TASK MATERIAL =
▬▬▬

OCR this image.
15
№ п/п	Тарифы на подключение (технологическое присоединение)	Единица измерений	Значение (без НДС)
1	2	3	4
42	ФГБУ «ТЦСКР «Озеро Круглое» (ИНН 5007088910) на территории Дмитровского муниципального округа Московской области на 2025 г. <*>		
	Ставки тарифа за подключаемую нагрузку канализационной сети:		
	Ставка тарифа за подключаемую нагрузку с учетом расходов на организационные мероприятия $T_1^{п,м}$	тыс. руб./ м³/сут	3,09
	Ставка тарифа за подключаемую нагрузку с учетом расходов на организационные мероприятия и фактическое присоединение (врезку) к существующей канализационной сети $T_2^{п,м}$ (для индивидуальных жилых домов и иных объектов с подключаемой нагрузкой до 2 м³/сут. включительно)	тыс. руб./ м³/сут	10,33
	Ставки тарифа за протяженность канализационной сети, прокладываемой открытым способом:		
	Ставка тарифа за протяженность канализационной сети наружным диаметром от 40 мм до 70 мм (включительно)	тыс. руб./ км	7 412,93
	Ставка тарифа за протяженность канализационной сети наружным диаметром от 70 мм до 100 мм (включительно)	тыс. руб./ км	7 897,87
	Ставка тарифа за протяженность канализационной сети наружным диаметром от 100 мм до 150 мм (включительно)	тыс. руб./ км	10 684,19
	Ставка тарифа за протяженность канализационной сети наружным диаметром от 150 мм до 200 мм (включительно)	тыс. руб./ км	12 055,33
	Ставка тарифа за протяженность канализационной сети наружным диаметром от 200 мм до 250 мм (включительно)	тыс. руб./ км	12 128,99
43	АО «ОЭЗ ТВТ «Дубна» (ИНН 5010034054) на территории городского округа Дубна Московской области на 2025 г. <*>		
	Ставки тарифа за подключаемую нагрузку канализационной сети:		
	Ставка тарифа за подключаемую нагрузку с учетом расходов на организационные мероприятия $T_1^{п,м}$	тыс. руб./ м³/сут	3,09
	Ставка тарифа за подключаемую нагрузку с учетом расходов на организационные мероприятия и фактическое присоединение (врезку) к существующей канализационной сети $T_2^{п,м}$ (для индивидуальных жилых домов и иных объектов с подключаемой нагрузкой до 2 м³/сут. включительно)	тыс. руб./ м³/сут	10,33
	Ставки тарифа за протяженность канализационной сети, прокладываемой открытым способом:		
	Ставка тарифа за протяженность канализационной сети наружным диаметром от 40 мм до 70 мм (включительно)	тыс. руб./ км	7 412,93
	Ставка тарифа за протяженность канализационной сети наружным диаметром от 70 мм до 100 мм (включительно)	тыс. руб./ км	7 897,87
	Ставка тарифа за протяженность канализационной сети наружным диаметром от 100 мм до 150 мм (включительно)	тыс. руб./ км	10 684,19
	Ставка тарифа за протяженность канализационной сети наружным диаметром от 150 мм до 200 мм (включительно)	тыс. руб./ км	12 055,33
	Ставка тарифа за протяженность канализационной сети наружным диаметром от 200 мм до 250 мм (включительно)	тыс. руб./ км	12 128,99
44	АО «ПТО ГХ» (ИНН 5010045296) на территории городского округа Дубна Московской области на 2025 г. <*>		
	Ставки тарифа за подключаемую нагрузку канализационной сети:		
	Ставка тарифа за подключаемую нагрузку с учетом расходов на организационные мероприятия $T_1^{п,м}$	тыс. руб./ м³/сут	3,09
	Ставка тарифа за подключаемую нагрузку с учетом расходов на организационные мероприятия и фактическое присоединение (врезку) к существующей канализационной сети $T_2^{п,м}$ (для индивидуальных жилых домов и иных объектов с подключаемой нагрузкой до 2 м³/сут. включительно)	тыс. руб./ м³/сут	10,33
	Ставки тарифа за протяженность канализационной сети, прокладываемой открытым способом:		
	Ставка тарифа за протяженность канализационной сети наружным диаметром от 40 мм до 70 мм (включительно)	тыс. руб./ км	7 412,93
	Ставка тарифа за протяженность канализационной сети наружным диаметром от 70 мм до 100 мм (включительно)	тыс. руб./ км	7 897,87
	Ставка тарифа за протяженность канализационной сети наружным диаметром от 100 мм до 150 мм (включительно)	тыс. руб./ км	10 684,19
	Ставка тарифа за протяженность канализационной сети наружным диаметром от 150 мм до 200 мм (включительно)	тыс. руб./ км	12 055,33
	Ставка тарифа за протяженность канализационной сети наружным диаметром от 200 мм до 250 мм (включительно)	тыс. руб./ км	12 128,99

▬▬▬

WHAT THE EXERCISE ASKS =
Report how many lines in the entries hold the string "округа". Nothing but the number is wanted.

FULL SOLUTION =
3